_Set exercise_
Write out the listing in full, matching it word for word.

Collection entries:

--- START ---

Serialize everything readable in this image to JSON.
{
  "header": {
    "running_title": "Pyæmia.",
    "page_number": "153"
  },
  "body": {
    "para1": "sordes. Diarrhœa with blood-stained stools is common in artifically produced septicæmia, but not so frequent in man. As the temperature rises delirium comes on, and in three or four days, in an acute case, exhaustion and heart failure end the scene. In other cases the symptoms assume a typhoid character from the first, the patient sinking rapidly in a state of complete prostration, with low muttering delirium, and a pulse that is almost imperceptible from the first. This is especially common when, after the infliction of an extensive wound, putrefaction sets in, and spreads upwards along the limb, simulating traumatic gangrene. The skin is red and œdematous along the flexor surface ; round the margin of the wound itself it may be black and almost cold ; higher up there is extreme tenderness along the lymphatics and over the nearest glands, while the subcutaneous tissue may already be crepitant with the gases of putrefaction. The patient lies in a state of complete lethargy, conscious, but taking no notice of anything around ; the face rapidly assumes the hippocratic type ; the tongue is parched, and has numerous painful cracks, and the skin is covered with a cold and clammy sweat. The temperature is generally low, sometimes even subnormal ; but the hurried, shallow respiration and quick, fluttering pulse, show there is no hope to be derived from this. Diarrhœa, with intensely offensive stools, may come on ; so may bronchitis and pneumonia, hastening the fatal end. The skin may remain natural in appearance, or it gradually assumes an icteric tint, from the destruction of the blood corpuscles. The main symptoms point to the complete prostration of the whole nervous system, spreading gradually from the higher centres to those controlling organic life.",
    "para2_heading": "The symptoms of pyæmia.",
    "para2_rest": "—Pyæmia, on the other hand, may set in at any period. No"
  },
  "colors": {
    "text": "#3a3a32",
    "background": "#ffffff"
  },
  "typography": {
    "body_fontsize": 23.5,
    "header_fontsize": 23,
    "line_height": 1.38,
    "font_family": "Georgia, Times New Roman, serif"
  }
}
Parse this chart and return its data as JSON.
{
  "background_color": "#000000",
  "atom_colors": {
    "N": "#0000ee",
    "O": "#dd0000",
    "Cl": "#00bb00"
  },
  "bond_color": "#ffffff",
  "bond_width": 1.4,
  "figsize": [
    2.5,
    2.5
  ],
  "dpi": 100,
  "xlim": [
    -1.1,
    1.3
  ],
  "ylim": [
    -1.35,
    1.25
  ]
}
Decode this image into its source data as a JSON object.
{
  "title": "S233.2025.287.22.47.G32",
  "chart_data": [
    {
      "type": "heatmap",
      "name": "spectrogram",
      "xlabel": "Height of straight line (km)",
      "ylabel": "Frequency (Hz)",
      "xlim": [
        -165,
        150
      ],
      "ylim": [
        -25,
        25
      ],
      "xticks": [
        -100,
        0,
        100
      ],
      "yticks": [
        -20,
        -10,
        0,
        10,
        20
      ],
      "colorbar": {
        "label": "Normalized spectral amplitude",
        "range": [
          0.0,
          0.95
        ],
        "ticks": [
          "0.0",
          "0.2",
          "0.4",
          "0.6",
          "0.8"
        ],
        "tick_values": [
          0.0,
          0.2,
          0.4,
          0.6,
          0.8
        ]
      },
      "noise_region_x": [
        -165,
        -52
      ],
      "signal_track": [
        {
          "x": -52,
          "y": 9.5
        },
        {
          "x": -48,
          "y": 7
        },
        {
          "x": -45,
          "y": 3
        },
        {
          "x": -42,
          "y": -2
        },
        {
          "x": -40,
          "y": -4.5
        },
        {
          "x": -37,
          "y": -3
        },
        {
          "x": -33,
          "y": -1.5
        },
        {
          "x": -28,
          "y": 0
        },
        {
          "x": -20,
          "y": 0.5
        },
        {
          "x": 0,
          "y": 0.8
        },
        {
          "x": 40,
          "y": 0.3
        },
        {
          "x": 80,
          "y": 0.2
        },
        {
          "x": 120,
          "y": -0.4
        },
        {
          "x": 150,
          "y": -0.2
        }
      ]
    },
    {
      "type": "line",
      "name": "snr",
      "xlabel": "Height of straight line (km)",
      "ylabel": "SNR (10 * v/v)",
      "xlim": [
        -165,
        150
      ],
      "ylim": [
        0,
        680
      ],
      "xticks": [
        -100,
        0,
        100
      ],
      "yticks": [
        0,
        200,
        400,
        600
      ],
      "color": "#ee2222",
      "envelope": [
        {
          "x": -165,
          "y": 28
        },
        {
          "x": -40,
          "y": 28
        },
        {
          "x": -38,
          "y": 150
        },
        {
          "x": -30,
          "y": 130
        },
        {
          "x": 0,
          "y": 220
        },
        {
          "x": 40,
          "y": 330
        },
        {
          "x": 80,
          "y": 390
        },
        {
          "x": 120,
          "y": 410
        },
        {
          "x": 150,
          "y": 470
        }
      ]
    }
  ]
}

--- END ---

_Solved problem_
Serialize everything readable in this image to JSON.
{
  "header": {
    "running_title": "Pyæmia.",
    "page_number": "153"
  },
  "body": {
    "para1": "sordes. Diarrhœa with blood-stained stools is common in artifically produced septicæmia, but not so frequent in man. As the temperature rises delirium comes on, and in three or four days, in an acute case, exhaustion and heart failure end the scene. In other cases the symptoms assume a typhoid character from the first, the patient sinking rapidly in a state of complete prostration, with low muttering delirium, and a pulse that is almost imperceptible from the first. This is especially common when, after the infliction of an extensive wound, putrefaction sets in, and spreads upwards along the limb, simulating traumatic gangrene. The skin is red and œdematous along the flexor surface ; round the margin of the wound itself it may be black and almost cold ; higher up there is extreme tenderness along the lymphatics and over the nearest glands, while the subcutaneous tissue may already be crepitant with the gases of putrefaction. The patient lies in a state of complete lethargy, conscious, but taking no notice of anything around ; the face rapidly assumes the hippocratic type ; the tongue is parched, and has numerous painful cracks, and the skin is covered with a cold and clammy sweat. The temperature is generally low, sometimes even subnormal ; but the hurried, shallow respiration and quick, fluttering pulse, show there is no hope to be derived from this. Diarrhœa, with intensely offensive stools, may come on ; so may bronchitis and pneumonia, hastening the fatal end. The skin may remain natural in appearance, or it gradually assumes an icteric tint, from the destruction of the blood corpuscles. The main symptoms point to the complete prostration of the whole nervous system, spreading gradually from the higher centres to those controlling organic life.",
    "para2_heading": "The symptoms of pyæmia.",
    "para2_rest": "—Pyæmia, on the other hand, may set in at any period. No"
  },
  "colors": {
    "text": "#3a3a32",
    "background": "#ffffff"
  },
  "typography": {
    "body_fontsize": 23.5,
    "header_fontsize": 23,
    "line_height": 1.38,
    "font_family": "Georgia, Times New Roman, serif"
  }
}
Parse this chart and return its data as JSON.
{
  "background_color": "#000000",
  "atom_colors": {
    "N": "#0000ee",
    "O": "#dd0000",
    "Cl": "#00bb00"
  },
  "bond_color": "#ffffff",
  "bond_width": 1.4,
  "figsize": [
    2.5,
    2.5
  ],
  "dpi": 100,
  "xlim": [
    -1.1,
    1.3
  ],
  "ylim": [
    -1.35,
    1.25
  ]
}
Decode this image into its source data as a JSON object.
{
  "title": "S233.2025.287.22.47.G32",
  "chart_data": [
    {
      "type": "heatmap",
      "name": "spectrogram",
      "xlabel": "Height of straight line (km)",
      "ylabel": "Frequency (Hz)",
      "xlim": [
        -165,
        150
      ],
      "ylim": [
        -25,
        25
      ],
      "xticks": [
        -100,
        0,
        100
      ],
      "yticks": [
        -20,
        -10,
        0,
        10,
        20
      ],
      "colorbar": {
        "label": "Normalized spectral amplitude",
        "range": [
          0.0,
          0.95
        ],
        "ticks": [
          "0.0",
          "0.2",
          "0.4",
          "0.6",
          "0.8"
        ],
        "tick_values": [
          0.0,
          0.2,
          0.4,
          0.6,
          0.8
        ]
      },
      "noise_region_x": [
        -165,
        -52
      ],
      "signal_track": [
        {
          "x": -52,
          "y": 9.5
        },
        {
          "x": -48,
          "y": 7
        },
        {
          "x": -45,
          "y": 3
        },
        {
          "x": -42,
          "y": -2
        },
        {
          "x": -40,
          "y": -4.5
        },
        {
          "x": -37,
          "y": -3
        },
        {
          "x": -33,
          "y": -1.5
        },
        {
          "x": -28,
          "y": 0
        },
        {
          "x": -20,
          "y": 0.5
        },
        {
          "x": 0,
          "y": 0.8
        },
        {
          "x": 40,
          "y": 0.3
        },
        {
          "x": 80,
          "y": 0.2
        },
        {
          "x": 120,
          "y": -0.4
        },
        {
          "x": 150,
          "y": -0.2
        }
      ]
    },
    {
      "type": "line",
      "name": "snr",
      "xlabel": "Height of straight line (km)",
      "ylabel": "SNR (10 * v/v)",
      "xlim": [
        -165,
        150
      ],
      "ylim": [
        0,
        680
      ],
      "xticks": [
        -100,
        0,
        100
      ],
      "yticks": [
        0,
        200,
        400,
        600
      ],
      "color": "#ee2222",
      "envelope": [
        {
          "x": -165,
          "y": 28
        },
        {
          "x": -40,
          "y": 28
        },
        {
          "x": -38,
          "y": 150
        },
        {
          "x": -30,
          "y": 130
        },
        {
          "x": 0,
          "y": 220
        },
        {
          "x": 40,
          "y": 330
        },
        {
          "x": 80,
          "y": 390
        },
        {
          "x": 120,
          "y": 410
        },
        {
          "x": 150,
          "y": 470
        }
      ]
    }
  ]
}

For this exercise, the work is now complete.